┌─ GIVEN INFORMATION

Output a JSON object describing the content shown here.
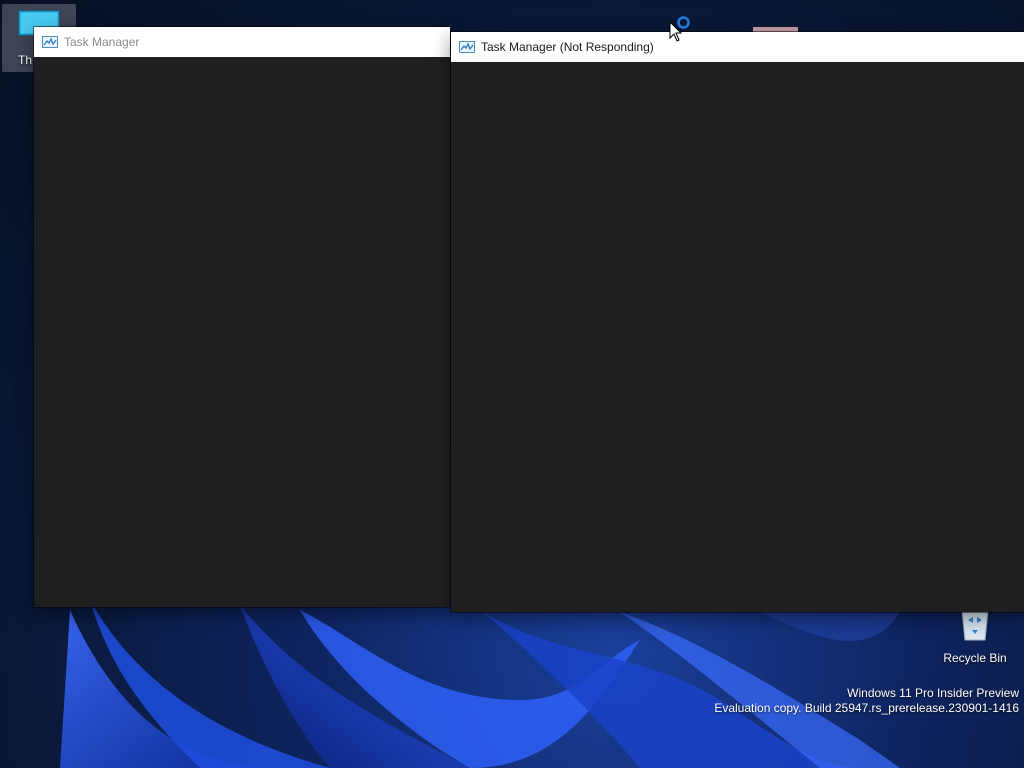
{
  "desktop": {
    "icons": [
      {
        "label": "Th",
        "icon": "this-pc-icon"
      },
      {
        "label": "Recycle Bin",
        "icon": "recycle-bin-icon"
      }
    ],
    "watermark": {
      "line1": "Windows 11 Pro Insider Preview",
      "line2": "Evaluation copy. Build 25947.rs_prerelease.230901-1416"
    }
  },
  "windows": [
    {
      "title": "Task Manager",
      "icon": "task-manager-icon",
      "state": "inactive"
    },
    {
      "title": "Task Manager (Not Responding)",
      "icon": "task-manager-icon",
      "state": "not-responding"
    }
  ],
  "cursor": {
    "type": "busy-pointer"
  },
  "colors": {
    "window_body": "#1f1f1f",
    "titlebar": "#ffffff",
    "inactive_title_text": "#8a8a8a",
    "active_title_text": "#1a1a1a",
    "busy_ring": "#1e7ad8"
  }
}
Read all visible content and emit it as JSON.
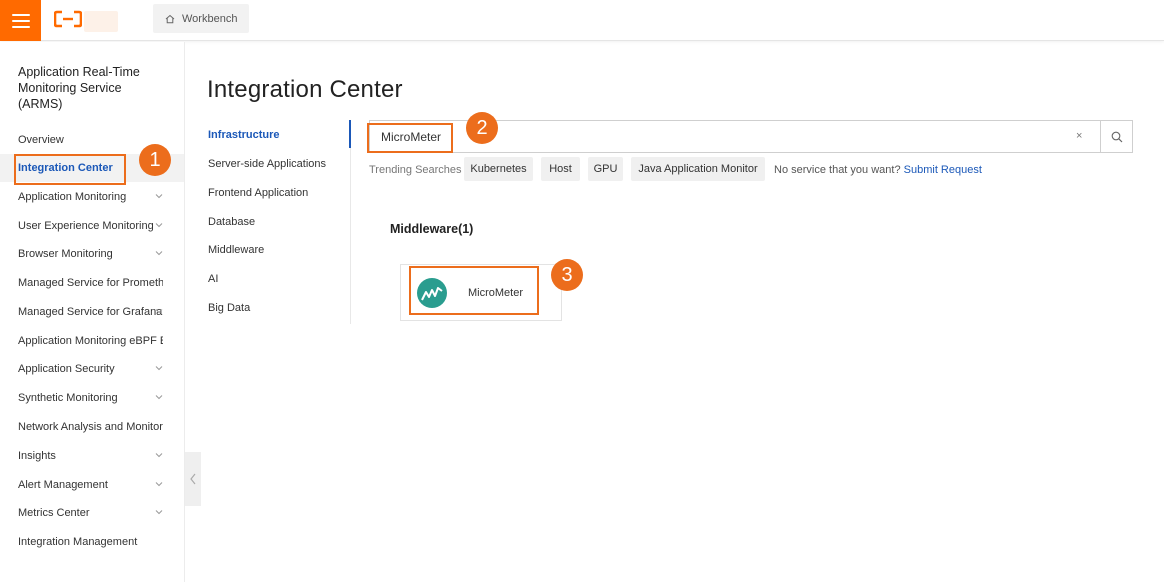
{
  "topbar": {
    "workbench_label": "Workbench",
    "accent": "#ff6a00"
  },
  "sidebar": {
    "title": "Application Real-Time Monitoring Service (ARMS)",
    "items": [
      {
        "label": "Overview",
        "chevron": false
      },
      {
        "label": "Integration Center",
        "chevron": false,
        "active": true
      },
      {
        "label": "Application Monitoring",
        "chevron": true
      },
      {
        "label": "User Experience Monitoring",
        "chevron": true
      },
      {
        "label": "Browser Monitoring",
        "chevron": true
      },
      {
        "label": "Managed Service for Prometheus",
        "chevron": false
      },
      {
        "label": "Managed Service for Grafana",
        "chevron": true
      },
      {
        "label": "Application Monitoring eBPF Edition",
        "chevron": false
      },
      {
        "label": "Application Security",
        "chevron": true
      },
      {
        "label": "Synthetic Monitoring",
        "chevron": true
      },
      {
        "label": "Network Analysis and Monitoring",
        "chevron": false
      },
      {
        "label": "Insights",
        "chevron": true
      },
      {
        "label": "Alert Management",
        "chevron": true
      },
      {
        "label": "Metrics Center",
        "chevron": true
      },
      {
        "label": "Integration Management",
        "chevron": false
      }
    ]
  },
  "main": {
    "title": "Integration Center",
    "categories": [
      {
        "label": "Infrastructure",
        "active": true
      },
      {
        "label": "Server-side Applications"
      },
      {
        "label": "Frontend Application"
      },
      {
        "label": "Database"
      },
      {
        "label": "Middleware"
      },
      {
        "label": "AI"
      },
      {
        "label": "Big Data"
      }
    ],
    "search": {
      "value": "MicroMeter",
      "clear_glyph": "×"
    },
    "trending_label": "Trending Searches",
    "trending": [
      "Kubernetes",
      "Host",
      "GPU",
      "Java Application Monitor"
    ],
    "no_service_text": "No service that you want?",
    "submit_request": "Submit Request",
    "section_title": "Middleware(1)",
    "card": {
      "label": "MicroMeter",
      "icon": "micrometer-icon",
      "icon_color": "#2a9d8f"
    }
  },
  "annotations": {
    "badge_1": "1",
    "badge_2": "2",
    "badge_3": "3",
    "color": "#ec6d1c"
  }
}
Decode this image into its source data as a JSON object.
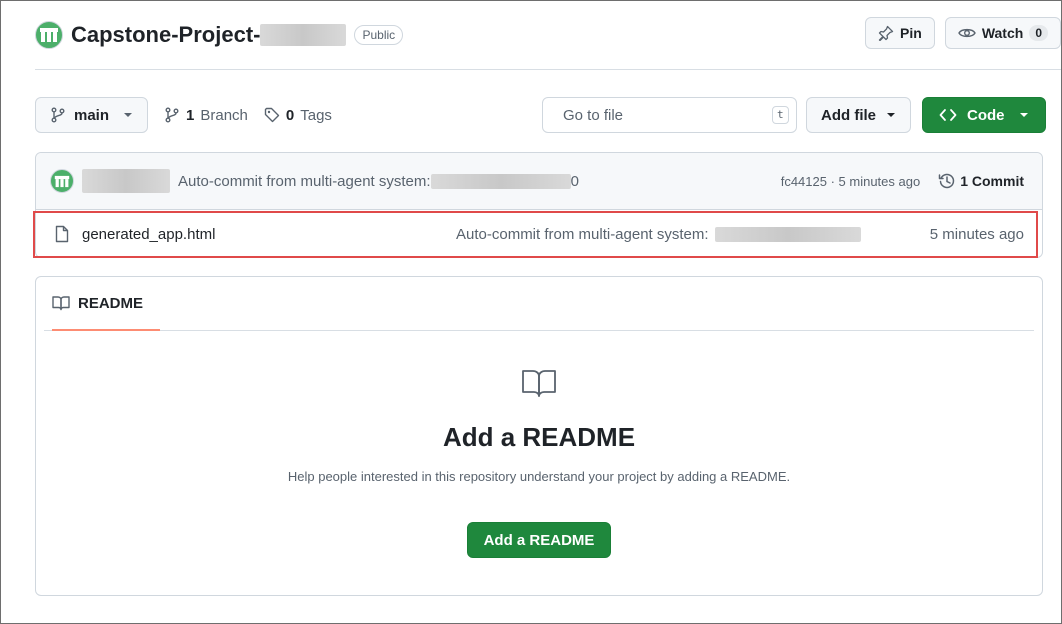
{
  "repo": {
    "name": "Capstone-Project-",
    "visibility": "Public"
  },
  "header_actions": {
    "pin_label": "Pin",
    "watch_label": "Watch",
    "watch_count": "0"
  },
  "toolbar": {
    "branch_label": "main",
    "branches_count": "1",
    "branches_label": "Branch",
    "tags_count": "0",
    "tags_label": "Tags",
    "search_placeholder": "Go to file",
    "search_shortcut": "t",
    "add_file_label": "Add file",
    "code_label": "Code"
  },
  "latest_commit": {
    "message": "Auto-commit from multi-agent system:",
    "message_tail": "0",
    "hash_time": "fc44125 · 5 minutes ago",
    "commit_count_label": "1 Commit"
  },
  "files": [
    {
      "name": "generated_app.html",
      "commit_message": "Auto-commit from multi-agent system:",
      "time": "5 minutes ago"
    }
  ],
  "readme": {
    "tab_label": "README",
    "title": "Add a README",
    "description": "Help people interested in this repository understand your project by adding a README.",
    "button_label": "Add a README"
  },
  "colors": {
    "accent_green": "#1f883d",
    "highlight_red": "#e04a4a",
    "tab_underline": "#fd8c73"
  },
  "icons": [
    "pin-icon",
    "eye-icon",
    "branch-icon",
    "tag-icon",
    "search-icon",
    "code-icon",
    "history-icon",
    "file-icon",
    "book-icon",
    "caret-down-icon"
  ]
}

└─

= JOB =
Without including any pictures, output all the entries above exactly.

= ANSWER FOR THIS EXERCISE =
Output a JSON object describing the content shown here.
{
  "desktop": {
    "icons": [
      {
        "label": "Th",
        "icon": "this-pc-icon"
      },
      {
        "label": "Recycle Bin",
        "icon": "recycle-bin-icon"
      }
    ],
    "watermark": {
      "line1": "Windows 11 Pro Insider Preview",
      "line2": "Evaluation copy. Build 25947.rs_prerelease.230901-1416"
    }
  },
  "windows": [
    {
      "title": "Task Manager",
      "icon": "task-manager-icon",
      "state": "inactive"
    },
    {
      "title": "Task Manager (Not Responding)",
      "icon": "task-manager-icon",
      "state": "not-responding"
    }
  ],
  "cursor": {
    "type": "busy-pointer"
  },
  "colors": {
    "window_body": "#1f1f1f",
    "titlebar": "#ffffff",
    "inactive_title_text": "#8a8a8a",
    "active_title_text": "#1a1a1a",
    "busy_ring": "#1e7ad8"
  }
}
Read all visible content and emit it as JSON.
{
  "topbar": {
    "workbench_label": "Workbench",
    "accent": "#ff6a00"
  },
  "sidebar": {
    "title": "Application Real-Time Monitoring Service (ARMS)",
    "items": [
      {
        "label": "Overview",
        "chevron": false
      },
      {
        "label": "Integration Center",
        "chevron": false,
        "active": true
      },
      {
        "label": "Application Monitoring",
        "chevron": true
      },
      {
        "label": "User Experience Monitoring",
        "chevron": true
      },
      {
        "label": "Browser Monitoring",
        "chevron": true
      },
      {
        "label": "Managed Service for Prometheus",
        "chevron": false
      },
      {
        "label": "Managed Service for Grafana",
        "chevron": true
      },
      {
        "label": "Application Monitoring eBPF Edition",
        "chevron": false
      },
      {
        "label": "Application Security",
        "chevron": true
      },
      {
        "label": "Synthetic Monitoring",
        "chevron": true
      },
      {
        "label": "Network Analysis and Monitoring",
        "chevron": false
      },
      {
        "label": "Insights",
        "chevron": true
      },
      {
        "label": "Alert Management",
        "chevron": true
      },
      {
        "label": "Metrics Center",
        "chevron": true
      },
      {
        "label": "Integration Management",
        "chevron": false
      }
    ]
  },
  "main": {
    "title": "Integration Center",
    "categories": [
      {
        "label": "Infrastructure",
        "active": true
      },
      {
        "label": "Server-side Applications"
      },
      {
        "label": "Frontend Application"
      },
      {
        "label": "Database"
      },
      {
        "label": "Middleware"
      },
      {
        "label": "AI"
      },
      {
        "label": "Big Data"
      }
    ],
    "search": {
      "value": "MicroMeter",
      "clear_glyph": "×"
    },
    "trending_label": "Trending Searches",
    "trending": [
      "Kubernetes",
      "Host",
      "GPU",
      "Java Application Monitor"
    ],
    "no_service_text": "No service that you want?",
    "submit_request": "Submit Request",
    "section_title": "Middleware(1)",
    "card": {
      "label": "MicroMeter",
      "icon": "micrometer-icon",
      "icon_color": "#2a9d8f"
    }
  },
  "annotations": {
    "badge_1": "1",
    "badge_2": "2",
    "badge_3": "3",
    "color": "#ec6d1c"
  }
}
Decode this image into its source data as a JSON object.
{
  "repo": {
    "name": "Capstone-Project-",
    "visibility": "Public"
  },
  "header_actions": {
    "pin_label": "Pin",
    "watch_label": "Watch",
    "watch_count": "0"
  },
  "toolbar": {
    "branch_label": "main",
    "branches_count": "1",
    "branches_label": "Branch",
    "tags_count": "0",
    "tags_label": "Tags",
    "search_placeholder": "Go to file",
    "search_shortcut": "t",
    "add_file_label": "Add file",
    "code_label": "Code"
  },
  "latest_commit": {
    "message": "Auto-commit from multi-agent system:",
    "message_tail": "0",
    "hash_time": "fc44125 · 5 minutes ago",
    "commit_count_label": "1 Commit"
  },
  "files": [
    {
      "name": "generated_app.html",
      "commit_message": "Auto-commit from multi-agent system:",
      "time": "5 minutes ago"
    }
  ],
  "readme": {
    "tab_label": "README",
    "title": "Add a README",
    "description": "Help people interested in this repository understand your project by adding a README.",
    "button_label": "Add a README"
  },
  "colors": {
    "accent_green": "#1f883d",
    "highlight_red": "#e04a4a",
    "tab_underline": "#fd8c73"
  },
  "icons": [
    "pin-icon",
    "eye-icon",
    "branch-icon",
    "tag-icon",
    "search-icon",
    "code-icon",
    "history-icon",
    "file-icon",
    "book-icon",
    "caret-down-icon"
  ]
}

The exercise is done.